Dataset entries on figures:
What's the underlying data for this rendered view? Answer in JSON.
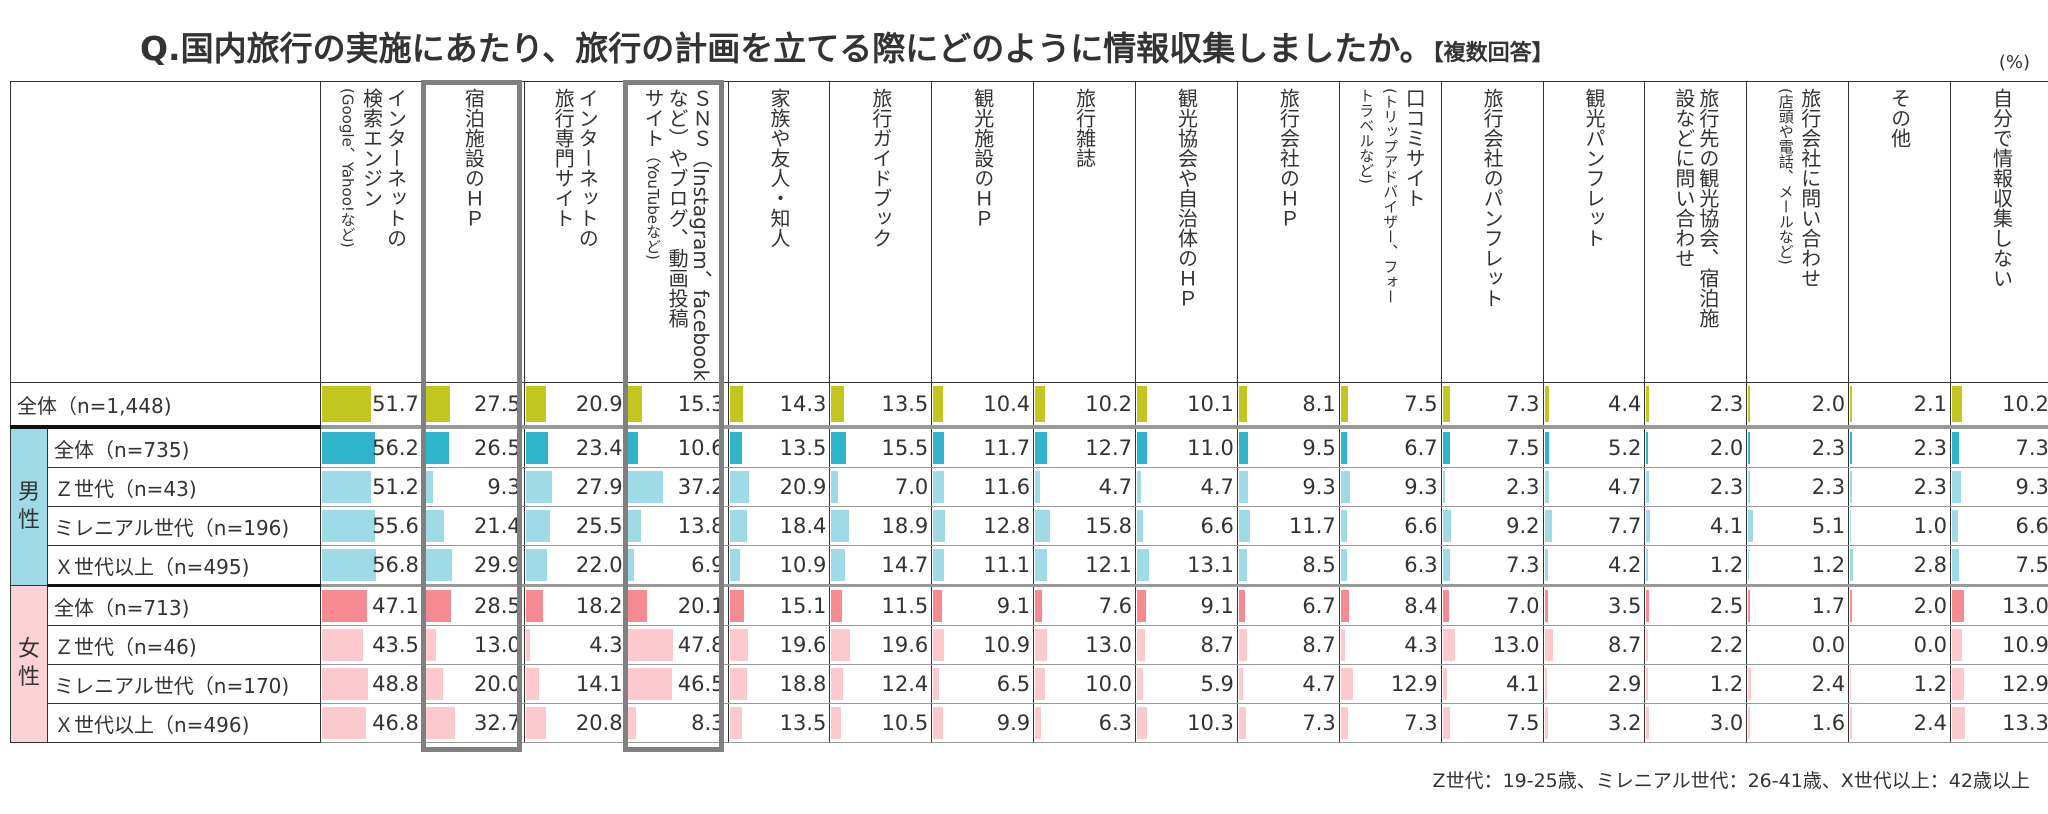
{
  "title": {
    "main": "Q.国内旅行の実施にあたり、旅行の計画を立てる際にどのように情報収集しましたか。",
    "sub": "【複数回答】"
  },
  "unit": "(%)",
  "footnote": "Z世代：19-25歳、ミレニアル世代：26-41歳、X世代以上：42歳以上",
  "colors": {
    "overall": "#c2c61f",
    "male_total": "#2fb4cc",
    "male_sub": "#9fdbe6",
    "female_total": "#f58a90",
    "female_sub": "#fcc9cd",
    "male_label_bg": "#9fdbe6",
    "female_label_bg": "#fcd2d6",
    "highlight_border": "#808080"
  },
  "chart_data": {
    "type": "table",
    "title": "Q.国内旅行の実施にあたり、旅行の計画を立てる際にどのように情報収集しましたか。【複数回答】",
    "unit": "%",
    "highlighted_columns": [
      1,
      3
    ],
    "columns": [
      {
        "lines": [
          [
            {
              "t": "インターネットの"
            }
          ],
          [
            {
              "t": "検索エンジン"
            }
          ],
          [
            {
              "t": "(Google、Yahoo!など)",
              "small": true
            }
          ]
        ]
      },
      {
        "lines": [
          [
            {
              "t": "宿泊施設のＨＰ"
            }
          ]
        ]
      },
      {
        "lines": [
          [
            {
              "t": "インターネットの"
            }
          ],
          [
            {
              "t": "旅行専門サイト"
            }
          ]
        ]
      },
      {
        "lines": [
          [
            {
              "t": "ＳＮＳ（Instagram、facebook"
            }
          ],
          [
            {
              "t": "など）やブログ、動画投稿"
            }
          ],
          [
            {
              "t": "サイト"
            },
            {
              "t": "（YouTubeなど)",
              "small": true
            }
          ]
        ]
      },
      {
        "lines": [
          [
            {
              "t": "家族や友人・知人"
            }
          ]
        ]
      },
      {
        "lines": [
          [
            {
              "t": "旅行ガイドブック"
            }
          ]
        ]
      },
      {
        "lines": [
          [
            {
              "t": "観光施設のＨＰ"
            }
          ]
        ]
      },
      {
        "lines": [
          [
            {
              "t": "旅行雑誌"
            }
          ]
        ]
      },
      {
        "lines": [
          [
            {
              "t": "観光協会や自治体のＨＰ"
            }
          ]
        ]
      },
      {
        "lines": [
          [
            {
              "t": "旅行会社のＨＰ"
            }
          ]
        ]
      },
      {
        "lines": [
          [
            {
              "t": "口コミサイト"
            }
          ],
          [
            {
              "t": "(トリップアドバイザー、フォー",
              "small": true
            }
          ],
          [
            {
              "t": "トラベルなど)",
              "small": true
            }
          ]
        ]
      },
      {
        "lines": [
          [
            {
              "t": "旅行会社のパンフレット"
            }
          ]
        ]
      },
      {
        "lines": [
          [
            {
              "t": "観光パンフレット"
            }
          ]
        ]
      },
      {
        "lines": [
          [
            {
              "t": "旅行先の観光協会、宿泊施"
            }
          ],
          [
            {
              "t": "設などに問い合わせ"
            }
          ]
        ]
      },
      {
        "lines": [
          [
            {
              "t": "旅行会社に問い合わせ"
            }
          ],
          [
            {
              "t": "(店頭や電話、メールなど)",
              "small": true
            }
          ]
        ]
      },
      {
        "lines": [
          [
            {
              "t": "その他"
            }
          ]
        ]
      },
      {
        "lines": [
          [
            {
              "t": "自分で情報収集しない"
            }
          ]
        ]
      }
    ],
    "groups": [
      {
        "label": "男性"
      },
      {
        "label": "女性"
      }
    ],
    "rows": [
      {
        "label": "全体（n=1,448)",
        "group": null,
        "kind": "overall",
        "values": [
          51.7,
          27.5,
          20.9,
          15.3,
          14.3,
          13.5,
          10.4,
          10.2,
          10.1,
          8.1,
          7.5,
          7.3,
          4.4,
          2.3,
          2.0,
          2.1,
          10.2
        ]
      },
      {
        "label": "全体（n=735)",
        "group": 0,
        "kind": "male_total",
        "values": [
          56.2,
          26.5,
          23.4,
          10.6,
          13.5,
          15.5,
          11.7,
          12.7,
          11.0,
          9.5,
          6.7,
          7.5,
          5.2,
          2.0,
          2.3,
          2.3,
          7.3
        ]
      },
      {
        "label": "Ｚ世代（n=43)",
        "group": 0,
        "kind": "male_sub",
        "values": [
          51.2,
          9.3,
          27.9,
          37.2,
          20.9,
          7.0,
          11.6,
          4.7,
          4.7,
          9.3,
          9.3,
          2.3,
          4.7,
          2.3,
          2.3,
          2.3,
          9.3
        ]
      },
      {
        "label": "ミレニアル世代（n=196)",
        "group": 0,
        "kind": "male_sub",
        "values": [
          55.6,
          21.4,
          25.5,
          13.8,
          18.4,
          18.9,
          12.8,
          15.8,
          6.6,
          11.7,
          6.6,
          9.2,
          7.7,
          4.1,
          5.1,
          1.0,
          6.6
        ]
      },
      {
        "label": "Ｘ世代以上（n=495)",
        "group": 0,
        "kind": "male_sub",
        "values": [
          56.8,
          29.9,
          22.0,
          6.9,
          10.9,
          14.7,
          11.1,
          12.1,
          13.1,
          8.5,
          6.3,
          7.3,
          4.2,
          1.2,
          1.2,
          2.8,
          7.5
        ]
      },
      {
        "label": "全体（n=713)",
        "group": 1,
        "kind": "female_total",
        "values": [
          47.1,
          28.5,
          18.2,
          20.1,
          15.1,
          11.5,
          9.1,
          7.6,
          9.1,
          6.7,
          8.4,
          7.0,
          3.5,
          2.5,
          1.7,
          2.0,
          13.0
        ]
      },
      {
        "label": "Ｚ世代（n=46)",
        "group": 1,
        "kind": "female_sub",
        "values": [
          43.5,
          13.0,
          4.3,
          47.8,
          19.6,
          19.6,
          10.9,
          13.0,
          8.7,
          8.7,
          4.3,
          13.0,
          8.7,
          2.2,
          0.0,
          0.0,
          10.9
        ]
      },
      {
        "label": "ミレニアル世代（n=170)",
        "group": 1,
        "kind": "female_sub",
        "values": [
          48.8,
          20.0,
          14.1,
          46.5,
          18.8,
          12.4,
          6.5,
          10.0,
          5.9,
          4.7,
          12.9,
          4.1,
          2.9,
          1.2,
          2.4,
          1.2,
          12.9
        ]
      },
      {
        "label": "Ｘ世代以上（n=496)",
        "group": 1,
        "kind": "female_sub",
        "values": [
          46.8,
          32.7,
          20.8,
          8.3,
          13.5,
          10.5,
          9.9,
          6.3,
          10.3,
          7.3,
          7.3,
          7.5,
          3.2,
          3.0,
          1.6,
          2.4,
          13.3
        ]
      }
    ]
  }
}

> PROBLEM REQUIREMENTS:
Search the data above for the string "ミレニアル世代" and copy each line that has it.

> RIGHT ANSWER:
  "footnote": "Z世代：19-25歳、ミレニアル世代：26-41歳、X世代以上：42歳以上",
        "label": "ミレニアル世代（n=196)",
        "label": "ミレニアル世代（n=170)",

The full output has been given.